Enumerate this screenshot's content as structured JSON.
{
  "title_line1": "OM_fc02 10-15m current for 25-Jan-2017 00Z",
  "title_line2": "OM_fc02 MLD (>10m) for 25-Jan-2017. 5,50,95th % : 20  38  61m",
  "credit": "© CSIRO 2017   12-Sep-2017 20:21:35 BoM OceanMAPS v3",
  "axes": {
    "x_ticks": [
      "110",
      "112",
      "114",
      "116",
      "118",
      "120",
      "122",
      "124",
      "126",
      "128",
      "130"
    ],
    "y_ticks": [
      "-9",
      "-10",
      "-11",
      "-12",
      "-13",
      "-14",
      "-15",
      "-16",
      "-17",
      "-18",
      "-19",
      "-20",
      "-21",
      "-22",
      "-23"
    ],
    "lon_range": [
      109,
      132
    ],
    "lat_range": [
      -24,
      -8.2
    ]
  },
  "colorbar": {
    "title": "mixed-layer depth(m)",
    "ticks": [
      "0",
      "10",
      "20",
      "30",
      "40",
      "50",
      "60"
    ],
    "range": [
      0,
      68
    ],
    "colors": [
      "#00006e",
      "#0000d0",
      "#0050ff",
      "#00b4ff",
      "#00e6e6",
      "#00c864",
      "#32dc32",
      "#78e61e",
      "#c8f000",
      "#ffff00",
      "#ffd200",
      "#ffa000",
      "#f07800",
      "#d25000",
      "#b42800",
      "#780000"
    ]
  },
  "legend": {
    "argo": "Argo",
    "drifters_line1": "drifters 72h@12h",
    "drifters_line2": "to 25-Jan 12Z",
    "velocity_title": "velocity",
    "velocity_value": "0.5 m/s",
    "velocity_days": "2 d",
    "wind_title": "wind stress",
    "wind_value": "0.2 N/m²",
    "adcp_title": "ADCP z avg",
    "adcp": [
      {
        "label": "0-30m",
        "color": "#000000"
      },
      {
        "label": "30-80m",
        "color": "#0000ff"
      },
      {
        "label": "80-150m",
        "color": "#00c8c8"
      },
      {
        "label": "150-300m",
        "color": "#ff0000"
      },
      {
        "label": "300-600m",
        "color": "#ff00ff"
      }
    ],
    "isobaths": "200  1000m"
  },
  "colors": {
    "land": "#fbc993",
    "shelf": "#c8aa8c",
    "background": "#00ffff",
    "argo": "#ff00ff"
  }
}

◆ ◆ ◆ ◆ ◆

> [Exercise] Your task is to retype all the records above with nothing left out.

> [Exercise answer]
Enumerate this screenshot's content as structured JSON.
{
  "title_line1": "OM_fc02 10-15m current for 25-Jan-2017 00Z",
  "title_line2": "OM_fc02 MLD (>10m) for 25-Jan-2017. 5,50,95th % : 20  38  61m",
  "credit": "© CSIRO 2017   12-Sep-2017 20:21:35 BoM OceanMAPS v3",
  "axes": {
    "x_ticks": [
      "110",
      "112",
      "114",
      "116",
      "118",
      "120",
      "122",
      "124",
      "126",
      "128",
      "130"
    ],
    "y_ticks": [
      "-9",
      "-10",
      "-11",
      "-12",
      "-13",
      "-14",
      "-15",
      "-16",
      "-17",
      "-18",
      "-19",
      "-20",
      "-21",
      "-22",
      "-23"
    ],
    "lon_range": [
      109,
      132
    ],
    "lat_range": [
      -24,
      -8.2
    ]
  },
  "colorbar": {
    "title": "mixed-layer depth(m)",
    "ticks": [
      "0",
      "10",
      "20",
      "30",
      "40",
      "50",
      "60"
    ],
    "range": [
      0,
      68
    ],
    "colors": [
      "#00006e",
      "#0000d0",
      "#0050ff",
      "#00b4ff",
      "#00e6e6",
      "#00c864",
      "#32dc32",
      "#78e61e",
      "#c8f000",
      "#ffff00",
      "#ffd200",
      "#ffa000",
      "#f07800",
      "#d25000",
      "#b42800",
      "#780000"
    ]
  },
  "legend": {
    "argo": "Argo",
    "drifters_line1": "drifters 72h@12h",
    "drifters_line2": "to 25-Jan 12Z",
    "velocity_title": "velocity",
    "velocity_value": "0.5 m/s",
    "velocity_days": "2 d",
    "wind_title": "wind stress",
    "wind_value": "0.2 N/m²",
    "adcp_title": "ADCP z avg",
    "adcp": [
      {
        "label": "0-30m",
        "color": "#000000"
      },
      {
        "label": "30-80m",
        "color": "#0000ff"
      },
      {
        "label": "80-150m",
        "color": "#00c8c8"
      },
      {
        "label": "150-300m",
        "color": "#ff0000"
      },
      {
        "label": "300-600m",
        "color": "#ff00ff"
      }
    ],
    "isobaths": "200  1000m"
  },
  "colors": {
    "land": "#fbc993",
    "shelf": "#c8aa8c",
    "background": "#00ffff",
    "argo": "#ff00ff"
  }
}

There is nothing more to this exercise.